=== TASK PROMPT ===
Retype the material that follows, keeping every word as it is.
++++++++++
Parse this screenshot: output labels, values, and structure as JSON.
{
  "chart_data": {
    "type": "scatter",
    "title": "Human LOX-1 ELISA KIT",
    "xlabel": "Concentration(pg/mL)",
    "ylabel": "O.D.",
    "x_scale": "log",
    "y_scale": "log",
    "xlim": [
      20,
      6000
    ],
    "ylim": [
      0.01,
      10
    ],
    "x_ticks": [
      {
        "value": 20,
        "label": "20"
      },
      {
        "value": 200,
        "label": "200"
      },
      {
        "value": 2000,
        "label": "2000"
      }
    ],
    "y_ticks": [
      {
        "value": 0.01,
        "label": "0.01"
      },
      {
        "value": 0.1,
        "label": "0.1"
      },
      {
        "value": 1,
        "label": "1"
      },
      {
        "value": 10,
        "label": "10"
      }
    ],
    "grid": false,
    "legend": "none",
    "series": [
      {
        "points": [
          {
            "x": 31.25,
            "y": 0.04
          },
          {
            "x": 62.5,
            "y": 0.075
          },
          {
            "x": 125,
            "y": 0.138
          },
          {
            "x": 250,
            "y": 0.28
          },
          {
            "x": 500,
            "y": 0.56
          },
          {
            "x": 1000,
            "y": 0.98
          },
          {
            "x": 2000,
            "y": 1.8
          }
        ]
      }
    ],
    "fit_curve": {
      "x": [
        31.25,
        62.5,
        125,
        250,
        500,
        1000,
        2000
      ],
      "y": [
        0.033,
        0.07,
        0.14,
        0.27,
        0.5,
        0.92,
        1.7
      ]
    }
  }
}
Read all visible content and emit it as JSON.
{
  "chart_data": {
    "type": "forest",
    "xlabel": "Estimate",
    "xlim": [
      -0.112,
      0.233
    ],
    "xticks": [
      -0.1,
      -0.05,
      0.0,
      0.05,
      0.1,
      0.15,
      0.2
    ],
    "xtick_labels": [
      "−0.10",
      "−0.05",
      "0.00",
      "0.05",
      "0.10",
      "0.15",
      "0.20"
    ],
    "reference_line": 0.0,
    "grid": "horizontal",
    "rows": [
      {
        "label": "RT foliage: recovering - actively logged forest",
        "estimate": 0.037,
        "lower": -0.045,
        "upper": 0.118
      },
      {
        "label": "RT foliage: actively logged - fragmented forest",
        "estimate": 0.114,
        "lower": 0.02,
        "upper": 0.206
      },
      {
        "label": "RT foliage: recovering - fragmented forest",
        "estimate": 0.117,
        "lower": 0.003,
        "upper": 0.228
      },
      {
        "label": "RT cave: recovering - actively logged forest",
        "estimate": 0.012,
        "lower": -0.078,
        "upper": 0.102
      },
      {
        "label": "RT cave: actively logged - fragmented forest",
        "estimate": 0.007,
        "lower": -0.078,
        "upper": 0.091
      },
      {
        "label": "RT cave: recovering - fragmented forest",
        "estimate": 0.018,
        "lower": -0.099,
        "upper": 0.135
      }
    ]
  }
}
++++++++++
=== SOLUTION TO THIS TASK ===
Parse this screenshot: output labels, values, and structure as JSON.
{
  "chart_data": {
    "type": "scatter",
    "title": "Human LOX-1 ELISA KIT",
    "xlabel": "Concentration(pg/mL)",
    "ylabel": "O.D.",
    "x_scale": "log",
    "y_scale": "log",
    "xlim": [
      20,
      6000
    ],
    "ylim": [
      0.01,
      10
    ],
    "x_ticks": [
      {
        "value": 20,
        "label": "20"
      },
      {
        "value": 200,
        "label": "200"
      },
      {
        "value": 2000,
        "label": "2000"
      }
    ],
    "y_ticks": [
      {
        "value": 0.01,
        "label": "0.01"
      },
      {
        "value": 0.1,
        "label": "0.1"
      },
      {
        "value": 1,
        "label": "1"
      },
      {
        "value": 10,
        "label": "10"
      }
    ],
    "grid": false,
    "legend": "none",
    "series": [
      {
        "points": [
          {
            "x": 31.25,
            "y": 0.04
          },
          {
            "x": 62.5,
            "y": 0.075
          },
          {
            "x": 125,
            "y": 0.138
          },
          {
            "x": 250,
            "y": 0.28
          },
          {
            "x": 500,
            "y": 0.56
          },
          {
            "x": 1000,
            "y": 0.98
          },
          {
            "x": 2000,
            "y": 1.8
          }
        ]
      }
    ],
    "fit_curve": {
      "x": [
        31.25,
        62.5,
        125,
        250,
        500,
        1000,
        2000
      ],
      "y": [
        0.033,
        0.07,
        0.14,
        0.27,
        0.5,
        0.92,
        1.7
      ]
    }
  }
}
Read all visible content and emit it as JSON.
{
  "chart_data": {
    "type": "forest",
    "xlabel": "Estimate",
    "xlim": [
      -0.112,
      0.233
    ],
    "xticks": [
      -0.1,
      -0.05,
      0.0,
      0.05,
      0.1,
      0.15,
      0.2
    ],
    "xtick_labels": [
      "−0.10",
      "−0.05",
      "0.00",
      "0.05",
      "0.10",
      "0.15",
      "0.20"
    ],
    "reference_line": 0.0,
    "grid": "horizontal",
    "rows": [
      {
        "label": "RT foliage: recovering - actively logged forest",
        "estimate": 0.037,
        "lower": -0.045,
        "upper": 0.118
      },
      {
        "label": "RT foliage: actively logged - fragmented forest",
        "estimate": 0.114,
        "lower": 0.02,
        "upper": 0.206
      },
      {
        "label": "RT foliage: recovering - fragmented forest",
        "estimate": 0.117,
        "lower": 0.003,
        "upper": 0.228
      },
      {
        "label": "RT cave: recovering - actively logged forest",
        "estimate": 0.012,
        "lower": -0.078,
        "upper": 0.102
      },
      {
        "label": "RT cave: actively logged - fragmented forest",
        "estimate": 0.007,
        "lower": -0.078,
        "upper": 0.091
      },
      {
        "label": "RT cave: recovering - fragmented forest",
        "estimate": 0.018,
        "lower": -0.099,
        "upper": 0.135
      }
    ]
  }
}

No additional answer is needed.